**Task prompt:** Pull every line with the word "fundido" out of the entries below.

---- Given data

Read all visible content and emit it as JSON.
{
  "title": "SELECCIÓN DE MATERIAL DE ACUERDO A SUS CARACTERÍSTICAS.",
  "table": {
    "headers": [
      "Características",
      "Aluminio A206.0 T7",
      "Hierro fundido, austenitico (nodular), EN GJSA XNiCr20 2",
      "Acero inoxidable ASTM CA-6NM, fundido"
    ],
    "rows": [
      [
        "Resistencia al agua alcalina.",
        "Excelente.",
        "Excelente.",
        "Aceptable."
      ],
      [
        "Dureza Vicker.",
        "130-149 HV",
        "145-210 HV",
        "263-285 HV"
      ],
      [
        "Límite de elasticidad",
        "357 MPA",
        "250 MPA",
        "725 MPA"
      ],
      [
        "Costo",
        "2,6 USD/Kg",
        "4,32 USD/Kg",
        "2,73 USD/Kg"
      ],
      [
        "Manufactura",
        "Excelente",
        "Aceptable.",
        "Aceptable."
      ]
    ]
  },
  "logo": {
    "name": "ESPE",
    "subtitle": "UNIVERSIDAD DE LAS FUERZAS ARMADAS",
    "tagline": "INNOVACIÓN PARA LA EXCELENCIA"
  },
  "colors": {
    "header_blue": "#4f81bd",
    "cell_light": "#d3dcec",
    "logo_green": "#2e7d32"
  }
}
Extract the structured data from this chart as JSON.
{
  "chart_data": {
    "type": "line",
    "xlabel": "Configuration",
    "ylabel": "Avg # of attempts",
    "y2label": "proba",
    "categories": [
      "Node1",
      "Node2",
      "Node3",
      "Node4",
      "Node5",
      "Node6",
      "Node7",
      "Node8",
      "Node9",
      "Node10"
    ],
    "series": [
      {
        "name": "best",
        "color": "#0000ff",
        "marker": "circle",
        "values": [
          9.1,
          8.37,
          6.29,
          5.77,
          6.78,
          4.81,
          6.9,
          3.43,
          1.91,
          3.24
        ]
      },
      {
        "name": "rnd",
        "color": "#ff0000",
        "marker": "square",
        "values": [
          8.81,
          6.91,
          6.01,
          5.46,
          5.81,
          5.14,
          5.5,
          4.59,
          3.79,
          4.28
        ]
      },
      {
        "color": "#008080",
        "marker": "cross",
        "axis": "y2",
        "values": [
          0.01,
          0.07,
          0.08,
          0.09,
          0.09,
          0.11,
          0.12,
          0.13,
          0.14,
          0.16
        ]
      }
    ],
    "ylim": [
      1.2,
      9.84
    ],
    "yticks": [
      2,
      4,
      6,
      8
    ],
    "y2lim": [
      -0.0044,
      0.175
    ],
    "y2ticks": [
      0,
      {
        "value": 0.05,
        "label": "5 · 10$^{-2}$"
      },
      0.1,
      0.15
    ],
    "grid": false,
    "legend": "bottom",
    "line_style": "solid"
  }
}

--------

**Result for this exercise:**
      "Hierro fundido, austenitico (nodular), EN GJSA XNiCr20 2",
      "Acero inoxidable ASTM CA-6NM, fundido"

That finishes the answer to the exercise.